▸ **Estratto scelto**
::::
05/03/2017 – Consip ed il mercato locale

CONSIP E IL MERCATO LOCALE.

Per ragioni che affondano nel timore (che è cosa diversa dal “rispetto” e alligna in chi non ha studiato e teme di essere interrogato) verso chi si “professa professore” ed è “studioso”, anche se fa un utilizzo parsimonioso del cervello, abbiamo appaltato tutte (ma proprio tutte) le scelte politiche di maggiore rilievo, non a chi avesse esperienza e conoscenza (oltre che garbo), ma a chi (magari per ragioni di stretta parentela) frequentasse il mondo di chi studia (si fa per dire), senza alcuna cognizione reale di “che cosa studia” e degli effetti reali che genera nel sistema sociale, economico, ecc.
::::
▸ **Compito da svolgere**
Scrivi il seguito del testo su Consip e il mercato locale, riprendendo subito dopo l'ultima frase riportata.

▸ **Dati registrati**
::::
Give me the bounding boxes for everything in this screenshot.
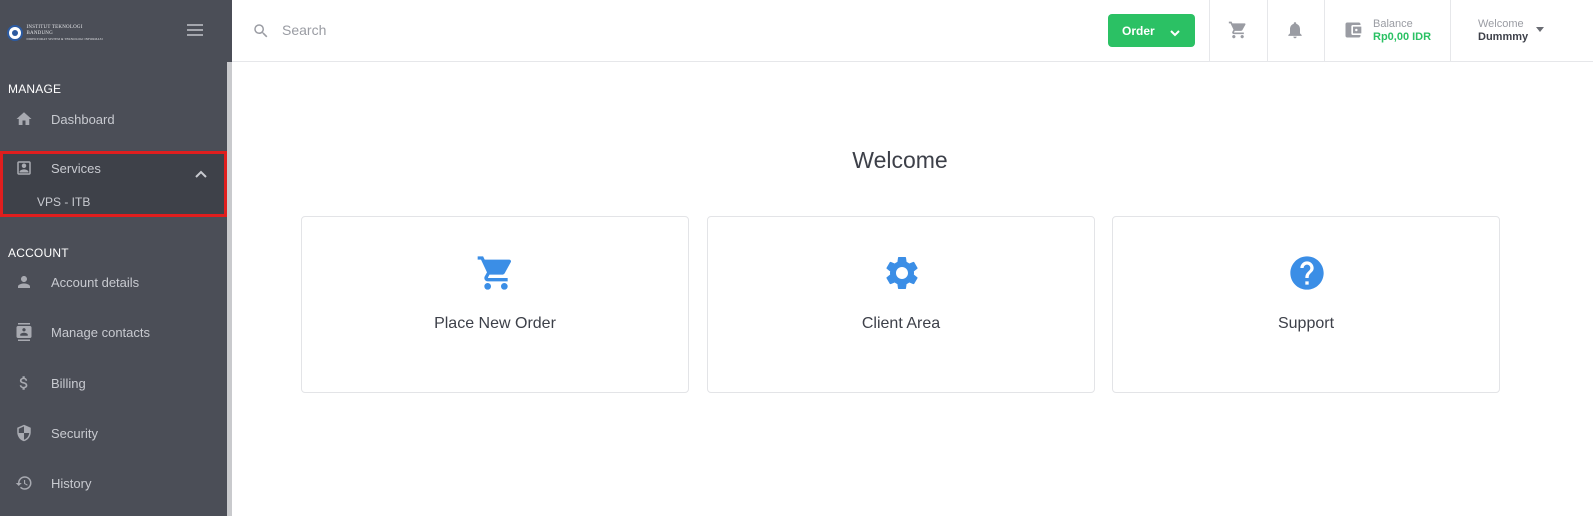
::::
▸ **Risposta all'esercizio**
Così, come migranti attaccati ai gommoni delle diverse teorie (frutto di improvvisazioni e sperimentazioni) siamo approdati in riforme per tornare a riformare cose già riformate, abbiamo cambiato modelli di sviluppo alla velocità della luce, in funzione delle “pensate” del “saggio di passaggio”. Abbiamo creato le società partecipate, poi le miste, poi le controllate, poi e aziende e le fondazioni, poi… contrordine, le internalizzazioni, poi ancora altre forme che associavano la libertà della fantasia al rigore delle norme di legge. 

Tutto ciò nel rispetto di una sacra divinità che nessuno, ancora oggi ha il coraggio di mettere in discussione: il mercato.

E’ una nuova forma di monoteismo che mette d’accordo tutti, che non conosce domenica e che, promettendo guadagni immediati e “paradisi di prossimità”, in nome del diritto alla ricchezza, ha reso poveri tutti.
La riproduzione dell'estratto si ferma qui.